### Description of the task
Only the number is wanted: how many lines contain "объединением"?

### Excerpt from a dataset
•••••

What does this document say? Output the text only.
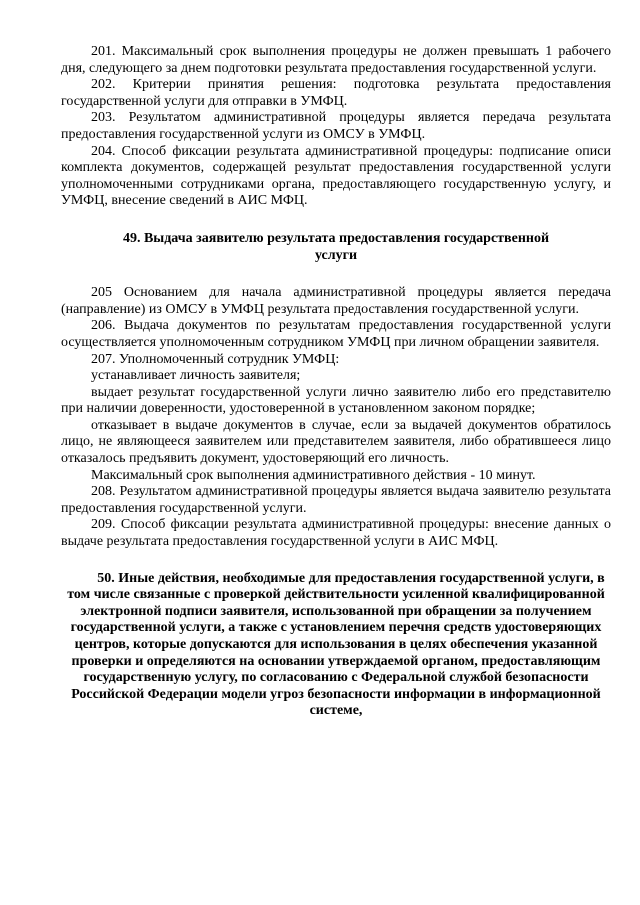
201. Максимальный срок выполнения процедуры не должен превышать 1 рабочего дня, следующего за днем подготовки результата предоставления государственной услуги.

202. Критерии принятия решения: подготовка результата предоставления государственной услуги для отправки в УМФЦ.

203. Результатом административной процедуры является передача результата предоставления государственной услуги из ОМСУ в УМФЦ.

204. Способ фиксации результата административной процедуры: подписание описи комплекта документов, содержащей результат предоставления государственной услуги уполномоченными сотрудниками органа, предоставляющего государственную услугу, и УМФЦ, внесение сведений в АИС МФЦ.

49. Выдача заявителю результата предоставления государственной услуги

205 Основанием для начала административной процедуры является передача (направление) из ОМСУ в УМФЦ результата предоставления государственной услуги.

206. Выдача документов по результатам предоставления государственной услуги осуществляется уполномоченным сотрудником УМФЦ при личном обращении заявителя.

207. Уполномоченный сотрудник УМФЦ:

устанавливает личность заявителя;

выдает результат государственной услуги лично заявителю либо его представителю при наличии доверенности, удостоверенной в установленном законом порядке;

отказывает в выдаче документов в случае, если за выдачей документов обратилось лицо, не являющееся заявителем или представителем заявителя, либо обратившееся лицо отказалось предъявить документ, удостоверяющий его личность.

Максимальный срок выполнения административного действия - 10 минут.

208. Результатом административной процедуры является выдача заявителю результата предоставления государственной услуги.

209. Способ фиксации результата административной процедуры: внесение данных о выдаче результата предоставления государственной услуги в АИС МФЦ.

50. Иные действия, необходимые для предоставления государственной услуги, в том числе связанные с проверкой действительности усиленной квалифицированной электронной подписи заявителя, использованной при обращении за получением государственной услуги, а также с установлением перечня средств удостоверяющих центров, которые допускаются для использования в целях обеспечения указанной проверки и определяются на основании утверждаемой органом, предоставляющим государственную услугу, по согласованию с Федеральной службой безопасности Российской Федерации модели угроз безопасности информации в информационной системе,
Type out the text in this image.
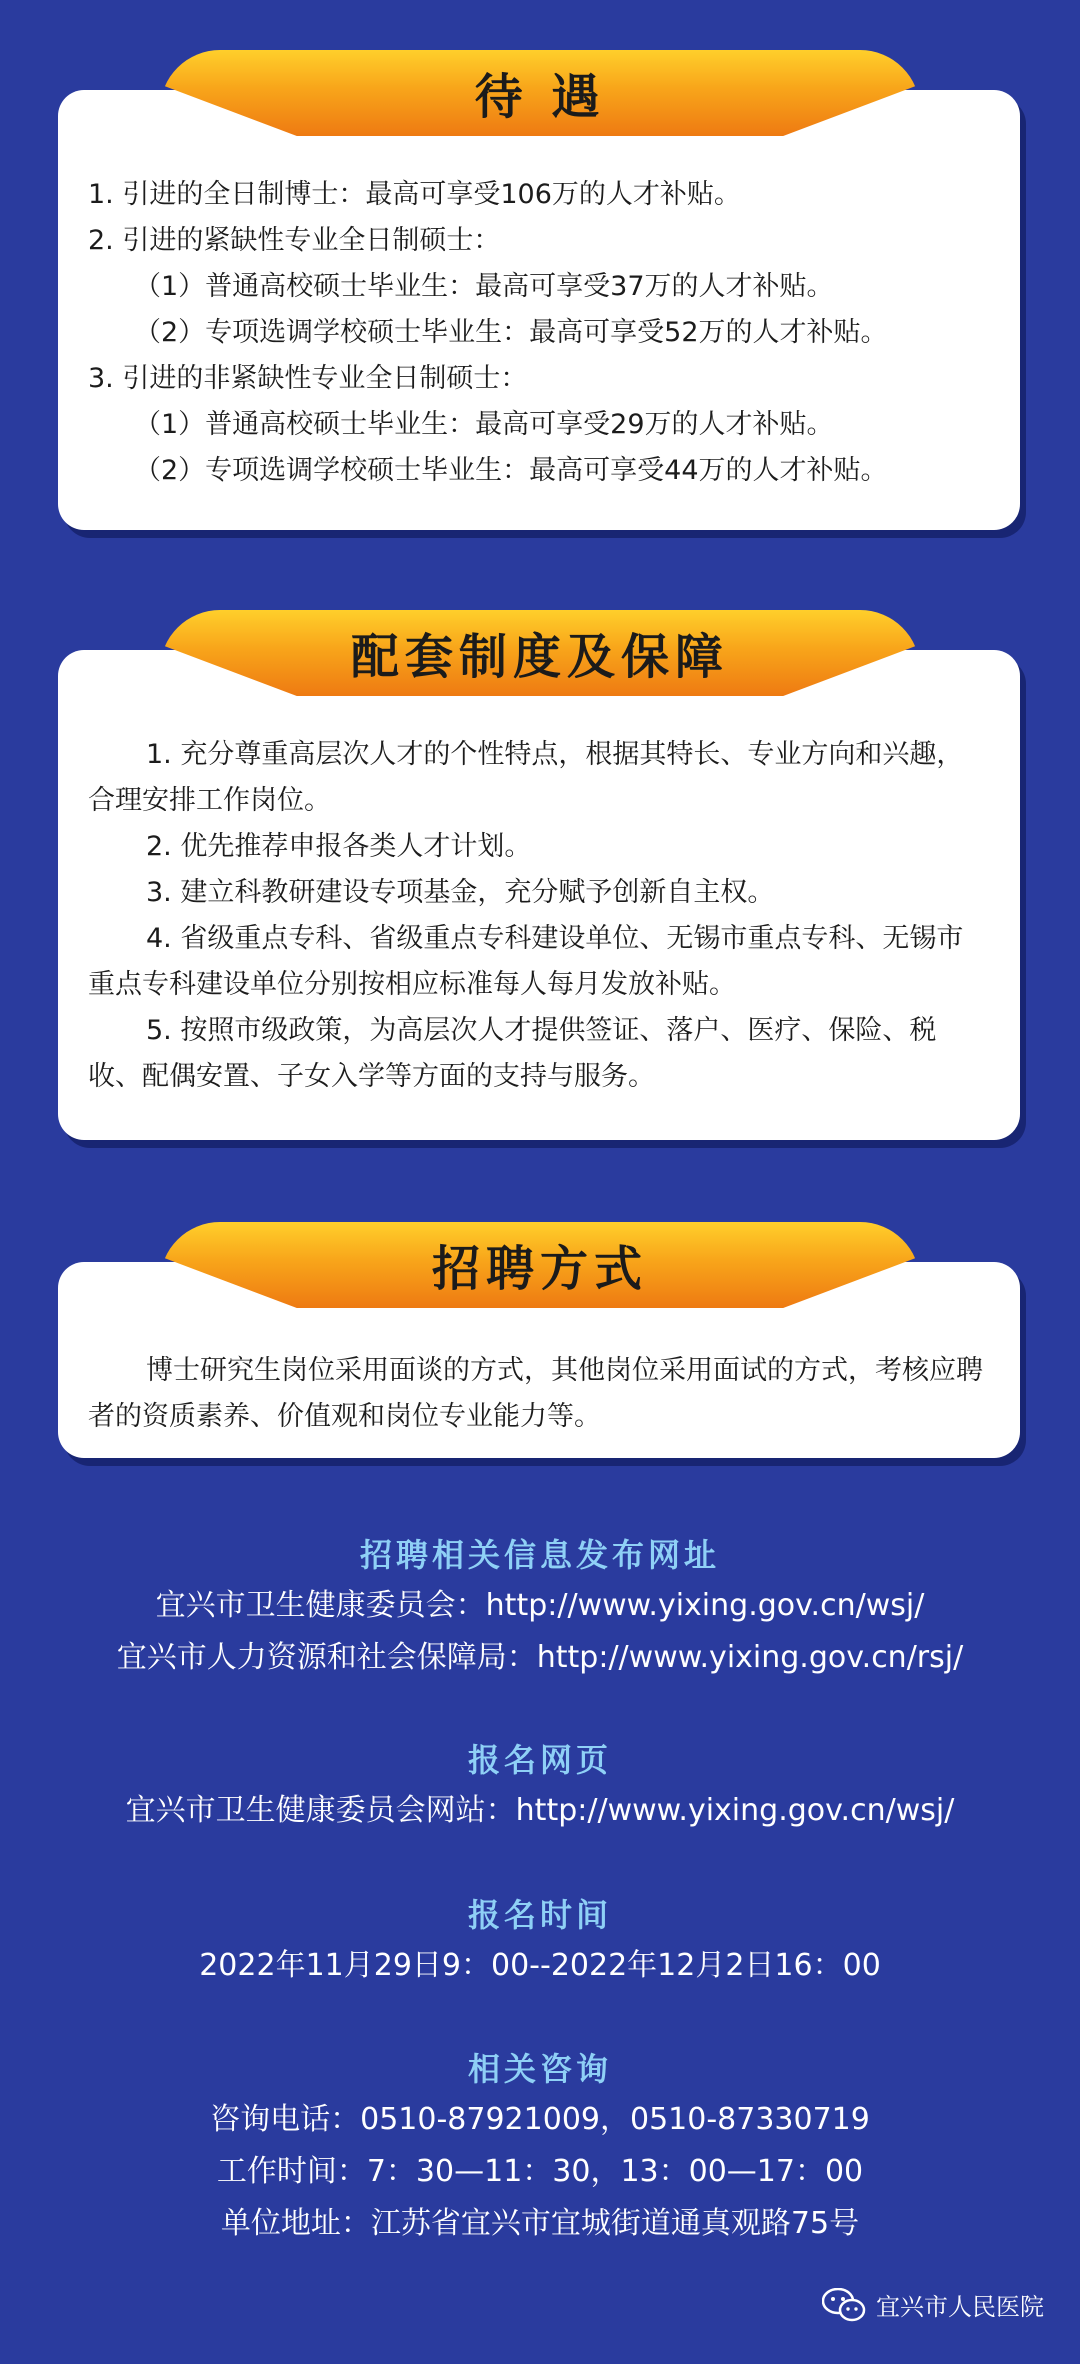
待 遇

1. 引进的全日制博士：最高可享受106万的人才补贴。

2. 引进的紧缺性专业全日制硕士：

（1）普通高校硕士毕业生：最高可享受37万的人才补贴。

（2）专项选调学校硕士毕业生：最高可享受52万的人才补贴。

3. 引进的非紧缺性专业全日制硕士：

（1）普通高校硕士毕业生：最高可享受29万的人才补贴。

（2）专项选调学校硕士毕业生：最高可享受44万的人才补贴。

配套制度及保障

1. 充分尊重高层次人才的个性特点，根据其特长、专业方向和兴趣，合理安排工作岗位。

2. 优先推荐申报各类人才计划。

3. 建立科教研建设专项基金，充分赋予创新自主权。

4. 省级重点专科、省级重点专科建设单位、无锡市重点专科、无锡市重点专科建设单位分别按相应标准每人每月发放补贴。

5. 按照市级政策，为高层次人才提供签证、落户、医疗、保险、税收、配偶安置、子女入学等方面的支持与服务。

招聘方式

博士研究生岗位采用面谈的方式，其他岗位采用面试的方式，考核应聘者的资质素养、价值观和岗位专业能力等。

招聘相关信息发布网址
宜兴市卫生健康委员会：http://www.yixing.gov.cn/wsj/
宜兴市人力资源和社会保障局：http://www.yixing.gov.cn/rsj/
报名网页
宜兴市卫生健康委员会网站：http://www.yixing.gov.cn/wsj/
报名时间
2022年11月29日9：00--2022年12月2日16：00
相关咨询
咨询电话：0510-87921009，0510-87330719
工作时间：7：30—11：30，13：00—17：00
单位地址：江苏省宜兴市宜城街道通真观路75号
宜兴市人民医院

•••••

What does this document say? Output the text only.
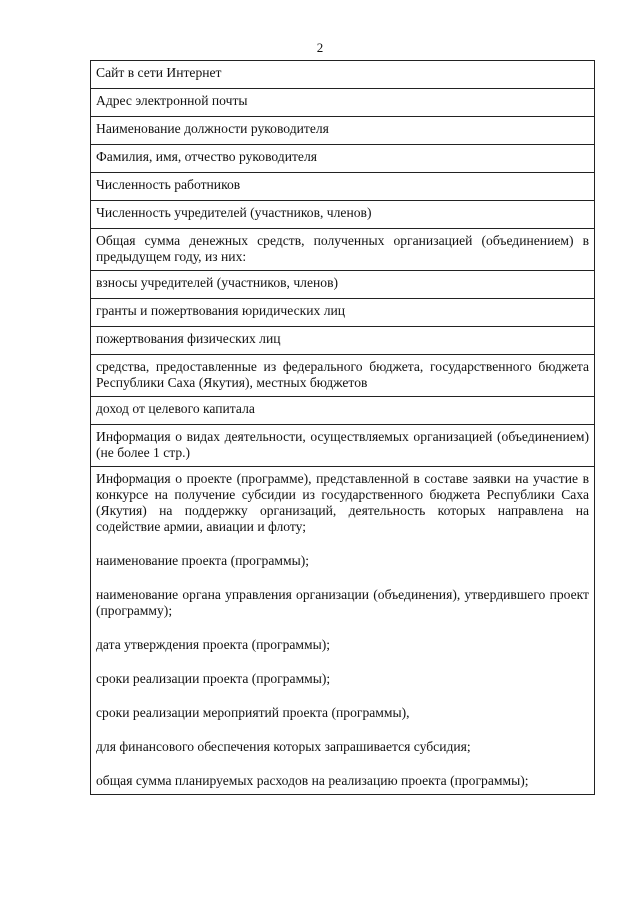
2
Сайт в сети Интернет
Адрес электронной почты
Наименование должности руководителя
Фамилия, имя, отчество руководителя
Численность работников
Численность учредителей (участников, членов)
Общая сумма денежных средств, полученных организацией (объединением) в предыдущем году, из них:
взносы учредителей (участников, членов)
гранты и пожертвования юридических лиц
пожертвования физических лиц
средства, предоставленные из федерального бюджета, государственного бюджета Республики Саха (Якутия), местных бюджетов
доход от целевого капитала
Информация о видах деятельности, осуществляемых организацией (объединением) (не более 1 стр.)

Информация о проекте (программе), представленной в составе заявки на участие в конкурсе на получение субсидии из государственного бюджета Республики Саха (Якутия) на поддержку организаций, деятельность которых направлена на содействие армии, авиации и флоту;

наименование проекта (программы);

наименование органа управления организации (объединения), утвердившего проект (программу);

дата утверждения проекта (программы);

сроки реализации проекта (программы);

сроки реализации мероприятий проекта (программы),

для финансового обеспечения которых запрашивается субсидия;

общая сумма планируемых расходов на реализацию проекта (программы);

•••••

### Full output
2